Output the data below in full, character for character.

Stored data:
------------------------

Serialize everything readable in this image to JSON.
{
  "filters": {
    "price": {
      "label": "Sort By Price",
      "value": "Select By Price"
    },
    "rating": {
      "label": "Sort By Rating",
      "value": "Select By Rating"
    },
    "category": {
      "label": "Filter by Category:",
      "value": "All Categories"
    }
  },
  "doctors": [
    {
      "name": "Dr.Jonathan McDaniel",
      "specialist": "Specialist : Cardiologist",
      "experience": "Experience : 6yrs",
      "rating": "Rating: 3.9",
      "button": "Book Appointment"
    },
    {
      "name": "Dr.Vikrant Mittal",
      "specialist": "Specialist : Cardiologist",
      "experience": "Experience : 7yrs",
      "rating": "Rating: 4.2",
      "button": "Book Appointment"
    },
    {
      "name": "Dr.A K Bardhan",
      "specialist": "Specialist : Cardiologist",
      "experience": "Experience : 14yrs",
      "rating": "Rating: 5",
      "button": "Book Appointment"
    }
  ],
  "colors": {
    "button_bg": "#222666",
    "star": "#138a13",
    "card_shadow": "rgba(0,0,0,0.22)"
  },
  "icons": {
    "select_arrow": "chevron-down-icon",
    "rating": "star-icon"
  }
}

------------------------

■ **Answer to this exercise**:
Serialize everything readable in this image to JSON.
{
  "filters": {
    "price": {
      "label": "Sort By Price",
      "value": "Select By Price"
    },
    "rating": {
      "label": "Sort By Rating",
      "value": "Select By Rating"
    },
    "category": {
      "label": "Filter by Category:",
      "value": "All Categories"
    }
  },
  "doctors": [
    {
      "name": "Dr.Jonathan McDaniel",
      "specialist": "Specialist : Cardiologist",
      "experience": "Experience : 6yrs",
      "rating": "Rating: 3.9",
      "button": "Book Appointment"
    },
    {
      "name": "Dr.Vikrant Mittal",
      "specialist": "Specialist : Cardiologist",
      "experience": "Experience : 7yrs",
      "rating": "Rating: 4.2",
      "button": "Book Appointment"
    },
    {
      "name": "Dr.A K Bardhan",
      "specialist": "Specialist : Cardiologist",
      "experience": "Experience : 14yrs",
      "rating": "Rating: 5",
      "button": "Book Appointment"
    }
  ],
  "colors": {
    "button_bg": "#222666",
    "star": "#138a13",
    "card_shadow": "rgba(0,0,0,0.22)"
  },
  "icons": {
    "select_arrow": "chevron-down-icon",
    "rating": "star-icon"
  }
}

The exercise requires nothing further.